*Objective*. Would you retype all of these records exactly?

(Excerpt from a dataset)
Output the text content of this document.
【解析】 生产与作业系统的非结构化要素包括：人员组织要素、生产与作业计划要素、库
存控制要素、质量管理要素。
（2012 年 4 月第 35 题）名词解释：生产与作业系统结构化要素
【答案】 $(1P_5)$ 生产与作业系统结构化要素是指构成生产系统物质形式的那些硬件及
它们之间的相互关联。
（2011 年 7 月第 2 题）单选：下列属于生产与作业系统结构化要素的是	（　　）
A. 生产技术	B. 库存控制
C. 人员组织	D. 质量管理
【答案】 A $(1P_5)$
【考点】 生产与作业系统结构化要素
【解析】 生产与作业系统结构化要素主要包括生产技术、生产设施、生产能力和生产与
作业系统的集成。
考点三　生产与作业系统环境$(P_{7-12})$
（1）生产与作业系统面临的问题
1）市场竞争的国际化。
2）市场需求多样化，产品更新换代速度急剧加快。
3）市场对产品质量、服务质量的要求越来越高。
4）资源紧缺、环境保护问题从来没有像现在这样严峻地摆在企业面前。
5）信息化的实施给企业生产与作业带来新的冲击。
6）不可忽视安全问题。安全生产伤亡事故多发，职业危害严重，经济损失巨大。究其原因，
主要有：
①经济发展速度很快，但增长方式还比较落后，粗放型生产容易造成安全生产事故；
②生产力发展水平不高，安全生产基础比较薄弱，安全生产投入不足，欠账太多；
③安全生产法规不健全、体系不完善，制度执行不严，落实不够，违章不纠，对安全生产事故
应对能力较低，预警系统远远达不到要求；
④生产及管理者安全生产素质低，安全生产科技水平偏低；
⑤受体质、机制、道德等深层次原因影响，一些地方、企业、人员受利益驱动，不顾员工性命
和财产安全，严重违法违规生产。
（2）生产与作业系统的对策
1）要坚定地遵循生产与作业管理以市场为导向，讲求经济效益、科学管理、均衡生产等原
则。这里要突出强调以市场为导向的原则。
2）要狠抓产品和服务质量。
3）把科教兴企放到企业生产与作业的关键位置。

*Expected output*.
Output the text content of this document.
【解析】 生产与作业系统的非结构化要素包括：人员组织要素、生产与作业计划要素、库
存控制要素、质量管理要素。
（2012 年 4 月第 35 题）名词解释：生产与作业系统结构化要素
【答案】 $(1P_5)$ 生产与作业系统结构化要素是指构成生产系统物质形式的那些硬件及
它们之间的相互关联。
（2011 年 7 月第 2 题）单选：下列属于生产与作业系统结构化要素的是	（　　）
A. 生产技术	B. 库存控制
C. 人员组织	D. 质量管理
【答案】 A $(1P_5)$
【考点】 生产与作业系统结构化要素
【解析】 生产与作业系统结构化要素主要包括生产技术、生产设施、生产能力和生产与
作业系统的集成。
考点三　生产与作业系统环境$(P_{7-12})$
（1）生产与作业系统面临的问题
1）市场竞争的国际化。
2）市场需求多样化，产品更新换代速度急剧加快。
3）市场对产品质量、服务质量的要求越来越高。
4）资源紧缺、环境保护问题从来没有像现在这样严峻地摆在企业面前。
5）信息化的实施给企业生产与作业带来新的冲击。
6）不可忽视安全问题。安全生产伤亡事故多发，职业危害严重，经济损失巨大。究其原因，
主要有：
①经济发展速度很快，但增长方式还比较落后，粗放型生产容易造成安全生产事故；
②生产力发展水平不高，安全生产基础比较薄弱，安全生产投入不足，欠账太多；
③安全生产法规不健全、体系不完善，制度执行不严，落实不够，违章不纠，对安全生产事故
应对能力较低，预警系统远远达不到要求；
④生产及管理者安全生产素质低，安全生产科技水平偏低；
⑤受体质、机制、道德等深层次原因影响，一些地方、企业、人员受利益驱动，不顾员工性命
和财产安全，严重违法违规生产。
（2）生产与作业系统的对策
1）要坚定地遵循生产与作业管理以市场为导向，讲求经济效益、科学管理、均衡生产等原
则。这里要突出强调以市场为导向的原则。
2）要狠抓产品和服务质量。
3）把科教兴企放到企业生产与作业的关键位置。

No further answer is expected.